PROVIDED TEXT:
--

Waiting for TCG/TNC
In the play Waiting for Godot by Samuel Beckett, the characters wait throughout the entire play for the appearance of Godot, who never arrives. Godot's failure to arrive has led to much speculation and interpretation over the years. In much the same way, the ability of the TCG/TNC to capture the NAC buying publics attention has led to much speculation and interpretation over the past 2 to 3 years. Mike Fratto in writing about the new blog of the TCG, has laid out one of the most insightful analysis for the lack of adoption of the TCG/TNC that I have seen.
Mike points out that Network Computing's own research, in line with other research, indicates that only a minority of potential buyers of NAC technology are aware of the TCG/TNC standards and even fewer actually have a grasp of the technology. Mike rightfully calls TCG/TNC a group, "for vendors, by vendors". Mike lays bare the soft white underbelly of the situation, in that most TCG/TNC members are not active in the working groups and have taken a wait and see approach regarding the TNC spec. Mike again nails it when he points out that until customers demand TCG specs, vendors won't provide it.
Ultimately Mike says vendors are looking to get out from under in providing their own agent for NAC. The TCG/Microsoft NAP partnership gives vendors hope that this could happen. Mike wraps it up in a nice circle, "1) Vendors build it when there is customer demand. 2) Customers demand when they trust the technology is good. 3) The first step to trusting the technology is good is knowledge about the standards and the future directions."
While Mike is not wrong, let me put a little vendor perspective in here. Here at StillSecure, we are TCG members and are committed to supporting the TNC spec. We have been members for a number of years and frankly like Mike says have been waiting for the TNC standards to mature and gain some market acceptance. Though we were committed to supporting it, it never made it to the top of the priority list when we were adding new functionality to Safe Access. Frankly, up until the Microsoft announcement, it was starting to look doubtful that the TNC would be anything more than Juniper's effort to combat Cisco's and Microsoft's own NAC frameworks. However, that did change with the NAP/TNC interoperability and StillSecure like many NAC vendors have been hard at work on developing our support for both of these specs in our product.

--

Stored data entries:
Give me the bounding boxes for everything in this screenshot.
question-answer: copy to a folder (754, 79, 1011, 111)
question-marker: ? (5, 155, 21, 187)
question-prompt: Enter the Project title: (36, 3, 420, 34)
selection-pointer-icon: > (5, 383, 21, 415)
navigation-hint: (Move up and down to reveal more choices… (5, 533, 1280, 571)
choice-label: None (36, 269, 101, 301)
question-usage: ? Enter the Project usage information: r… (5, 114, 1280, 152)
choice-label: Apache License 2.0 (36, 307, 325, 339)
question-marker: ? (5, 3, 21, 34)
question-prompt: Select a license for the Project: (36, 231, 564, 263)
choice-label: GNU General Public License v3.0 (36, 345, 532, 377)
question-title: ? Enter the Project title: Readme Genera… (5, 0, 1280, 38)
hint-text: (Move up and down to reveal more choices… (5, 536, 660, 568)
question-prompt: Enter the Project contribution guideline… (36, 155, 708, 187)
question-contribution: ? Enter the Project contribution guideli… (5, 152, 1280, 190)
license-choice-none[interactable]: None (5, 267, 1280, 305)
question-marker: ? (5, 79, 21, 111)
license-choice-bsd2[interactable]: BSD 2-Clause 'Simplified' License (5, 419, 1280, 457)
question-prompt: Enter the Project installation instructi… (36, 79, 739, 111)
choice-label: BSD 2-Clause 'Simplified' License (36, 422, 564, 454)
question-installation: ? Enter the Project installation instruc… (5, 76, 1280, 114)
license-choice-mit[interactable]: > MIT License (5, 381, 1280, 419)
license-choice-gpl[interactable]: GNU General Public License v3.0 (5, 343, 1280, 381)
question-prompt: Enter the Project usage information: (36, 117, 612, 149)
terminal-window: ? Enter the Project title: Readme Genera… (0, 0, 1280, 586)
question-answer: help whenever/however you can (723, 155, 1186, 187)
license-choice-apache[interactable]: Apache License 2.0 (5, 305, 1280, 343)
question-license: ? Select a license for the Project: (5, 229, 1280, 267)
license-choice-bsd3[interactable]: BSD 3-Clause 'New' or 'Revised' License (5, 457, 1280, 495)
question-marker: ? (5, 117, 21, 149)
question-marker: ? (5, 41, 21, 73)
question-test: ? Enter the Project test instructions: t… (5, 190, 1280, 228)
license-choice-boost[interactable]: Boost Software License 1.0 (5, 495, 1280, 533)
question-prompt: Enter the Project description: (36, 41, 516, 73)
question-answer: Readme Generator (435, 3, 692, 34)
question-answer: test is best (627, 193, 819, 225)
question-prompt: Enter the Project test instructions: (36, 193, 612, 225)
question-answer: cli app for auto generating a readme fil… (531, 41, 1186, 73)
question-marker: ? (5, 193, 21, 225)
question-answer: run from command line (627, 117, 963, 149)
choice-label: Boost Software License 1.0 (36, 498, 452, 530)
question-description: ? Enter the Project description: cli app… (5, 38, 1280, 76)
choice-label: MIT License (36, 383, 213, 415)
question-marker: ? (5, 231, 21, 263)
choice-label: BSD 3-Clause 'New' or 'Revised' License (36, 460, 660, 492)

--

EXERCISES TO COMPLETE:
1: Answer these questions about the TCG/TNC post:
(a) Which play and playwright does the post open with?
(b) What phrase does Mike use to describe TCG/TNC as a group?
(c) Which partnership gives vendors hope of no longer providing their own NAC agent?
2: According to the TCG/TNC post, why did StillSecure start actively developing TNC support after years of leaving it off the top of its priority list?
3: Continue the TCG/TNC post from where it stops.

RESPONSE LIST:
1:
(a) Waiting for Godot by Samuel Beckett.
(b) A group "for vendors, by vendors."
(c) The TCG/Microsoft NAP partnership.

2: Before the Microsoft announcement, it looked doubtful that TNC would be more than Juniper's effort to counter Cisco's and Microsoft's own NAC frameworks, so TNC support never became a priority for Safe Access. The NAP/TNC interoperability changed that, and StillSecure began developing support for both specs.

3:
It is not necessarily the lure of getting out from under our own agent though that drives this as Mike thinks. For us the real appeal of the TCG/TNC standard is that it is a true open standard that is not dictated by one tech hegemony or another. Especially ones that have driven countless other tech companies out of business over the years. Do we as NAC vendors trust our future to Cisco, Microsoft or a consortium of many NAC vendors? If you picked Microsoft or Cisco, you guessed wrong. However, if you are an end user, trusting the spec to Cisco or Microsoft may not be a bad idea. Especially if you are not jittery about one vendor who already probably controls much of your technology, controlling one more aspect of it. But if you value diversity and true open standards based on market economics, a real consortium such as the TCG has to be your choice.
Yes, Cisco and Microsoft will point to all of the companies that are partners in their own respective specs, but lets face it, those are people hedging their bets. The thought of having to dance to the Cisco/Microsoft beat is frightening to many tech companies, but they don't have a choice.
Another reason to support the TCG is that the world is not made up of just Cisco and Microsoft networks (close but not entirely). If your network has gear other than Cisco gear, if you run another OS that doesn't start with the letter W, than being able to have your diverse gear play nicely with each other from a NAC prospective is what the TCG offers. This cross-vendor interoperability and multi-vendor standardization is the attraction of the TCG to end user customers.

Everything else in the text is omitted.